▸ **WRITTEN REQUEST 1**: According to the excerpt on Bentley and Cesium, under what license did Bentley distribute the iTwin.js library in 2021?

══════════

Cesium’s formats have been embraced by the likes of Google and NASA. Its data structures, meanwhile, also support other open formats, such as glTF for model info (asset information), as well as the latest advances in GPU acceleration. While the technology is a perfect fit for Bentley’s digital twin strategy, the culture fit was, on the face of it, incongruous to corporate customers.

Around the time of the 2020 Open Letter to Autodesk, I had a conversation with Keith Bentley, then Bentley Systems CTO, in which we discussed whether open source applications such as Blender BIM were the way to go. From that chat, I was left in little doubt that this was not Keith Bentley’s mindset, since he was strongly of the belief that programmers’ efforts should be rewarded.

However, he was more inclined to agree that open source data was perhaps a way forward, because for customers, the keys to data must remain in their hands. The whole premise of digital twins requires the assembling of data from all sorts of applications, in many file formats. In that respect, data trapped in proprietary silos is likely to be an industry-wide problem. In 2021, Bentley opened the iTwin.js library with source code hosted on GitHub and distributed under the MIT licence. Since then, Bentley has been seeking wider adoption of its iTwin data wrapper.

So, while I was pondering Cesium’s culture fit, I hadn’t considered Bentley’s cultural change. Its newfound belief in open data isn’t just a passing fad. It really is something that the company intends to deliver on.

══════════

▸ **WRITTEN REQUEST 2**: Duplicate the lines of the listing below from the line with "forgot-text: Esqueceu a" to the line with "forgot-password: Esqueceu a", including both of those lines.

══════════

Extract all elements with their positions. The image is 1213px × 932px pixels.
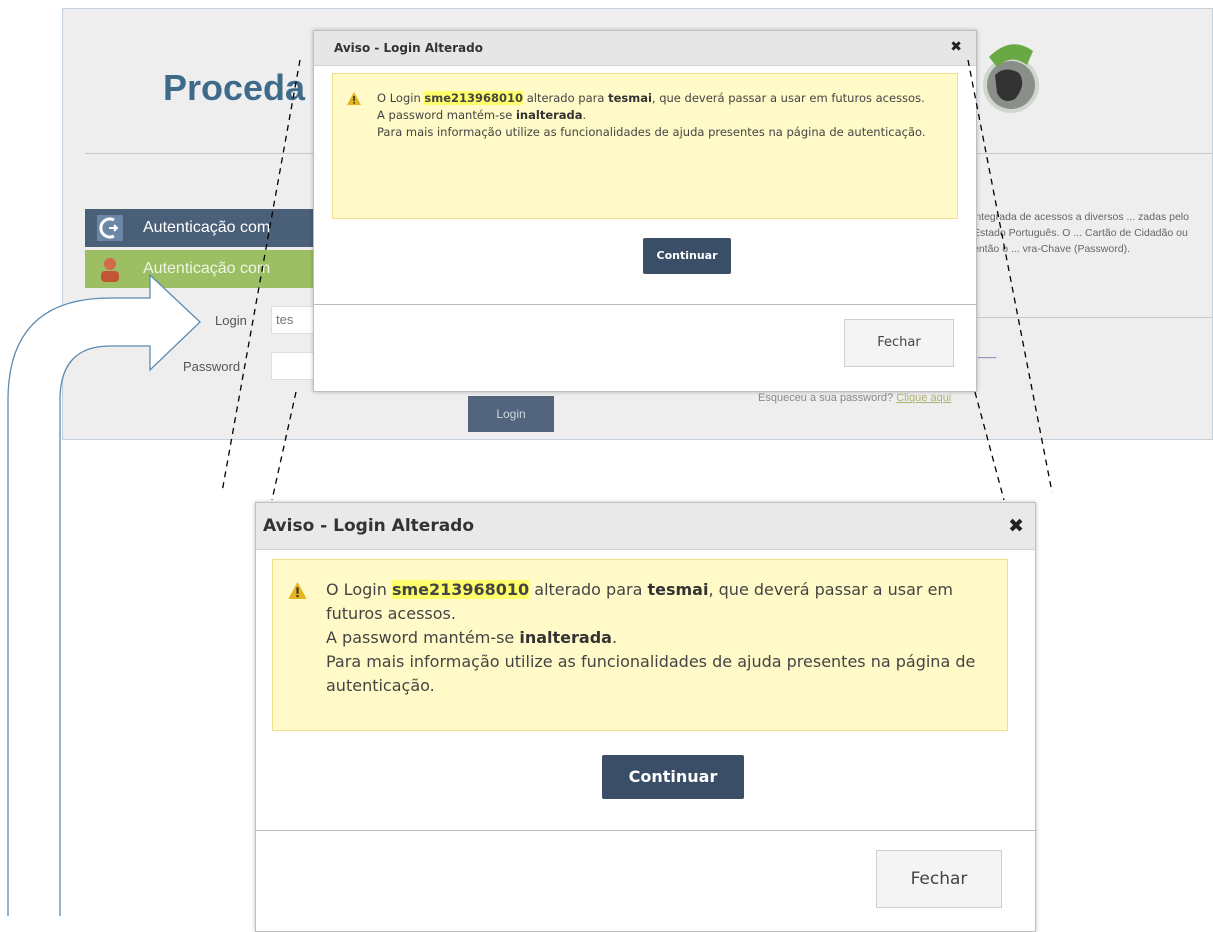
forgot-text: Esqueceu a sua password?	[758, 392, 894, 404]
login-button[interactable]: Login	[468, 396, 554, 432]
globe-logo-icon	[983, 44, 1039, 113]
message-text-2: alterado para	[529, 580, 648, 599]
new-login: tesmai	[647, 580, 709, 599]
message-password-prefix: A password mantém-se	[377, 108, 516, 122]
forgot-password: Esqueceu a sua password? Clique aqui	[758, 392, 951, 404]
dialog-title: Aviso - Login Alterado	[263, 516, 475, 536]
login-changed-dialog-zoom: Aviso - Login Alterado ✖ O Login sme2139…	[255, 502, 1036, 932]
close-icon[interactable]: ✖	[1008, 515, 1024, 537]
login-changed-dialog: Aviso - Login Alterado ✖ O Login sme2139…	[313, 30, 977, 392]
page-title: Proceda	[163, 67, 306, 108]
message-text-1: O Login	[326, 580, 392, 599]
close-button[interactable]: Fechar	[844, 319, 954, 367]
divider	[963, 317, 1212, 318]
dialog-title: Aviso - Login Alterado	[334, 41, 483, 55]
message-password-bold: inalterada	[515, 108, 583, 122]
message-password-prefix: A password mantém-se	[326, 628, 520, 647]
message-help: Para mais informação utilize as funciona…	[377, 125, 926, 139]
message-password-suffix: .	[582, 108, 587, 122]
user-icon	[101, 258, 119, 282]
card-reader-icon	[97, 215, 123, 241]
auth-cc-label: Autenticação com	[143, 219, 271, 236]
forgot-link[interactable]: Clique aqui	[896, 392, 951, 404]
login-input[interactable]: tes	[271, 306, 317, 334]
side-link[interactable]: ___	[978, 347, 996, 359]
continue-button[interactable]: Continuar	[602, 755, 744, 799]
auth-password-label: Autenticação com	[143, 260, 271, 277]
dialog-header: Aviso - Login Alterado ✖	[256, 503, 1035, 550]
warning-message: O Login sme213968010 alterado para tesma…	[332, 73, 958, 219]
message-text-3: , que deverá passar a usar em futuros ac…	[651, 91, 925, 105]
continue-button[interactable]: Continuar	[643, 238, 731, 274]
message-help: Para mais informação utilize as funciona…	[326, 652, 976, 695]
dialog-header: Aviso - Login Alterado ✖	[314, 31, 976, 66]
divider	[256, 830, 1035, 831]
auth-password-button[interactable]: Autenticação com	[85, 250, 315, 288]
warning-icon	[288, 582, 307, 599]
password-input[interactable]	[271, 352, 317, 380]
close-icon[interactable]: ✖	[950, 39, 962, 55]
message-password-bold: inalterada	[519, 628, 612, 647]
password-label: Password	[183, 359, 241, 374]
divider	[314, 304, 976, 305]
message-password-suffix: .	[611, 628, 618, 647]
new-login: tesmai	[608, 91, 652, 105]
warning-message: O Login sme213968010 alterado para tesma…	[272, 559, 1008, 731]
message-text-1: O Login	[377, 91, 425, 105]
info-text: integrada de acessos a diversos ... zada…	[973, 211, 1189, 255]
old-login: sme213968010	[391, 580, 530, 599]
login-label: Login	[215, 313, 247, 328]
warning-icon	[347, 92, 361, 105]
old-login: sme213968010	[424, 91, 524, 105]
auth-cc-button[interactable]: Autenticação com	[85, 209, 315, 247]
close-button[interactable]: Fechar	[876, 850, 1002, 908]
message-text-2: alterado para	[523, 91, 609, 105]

══════════

▸ **FULL RESPONSE 1**: The MIT license.

▸ **FULL RESPONSE 2**:
forgot-text: Esqueceu a sua password?	[758, 392, 894, 404]
login-button[interactable]: Login	[468, 396, 554, 432]
globe-logo-icon	[983, 44, 1039, 113]
message-text-2: alterado para	[529, 580, 648, 599]
new-login: tesmai	[647, 580, 709, 599]
message-password-prefix: A password mantém-se	[377, 108, 516, 122]
forgot-password: Esqueceu a sua password? Clique aqui	[758, 392, 951, 404]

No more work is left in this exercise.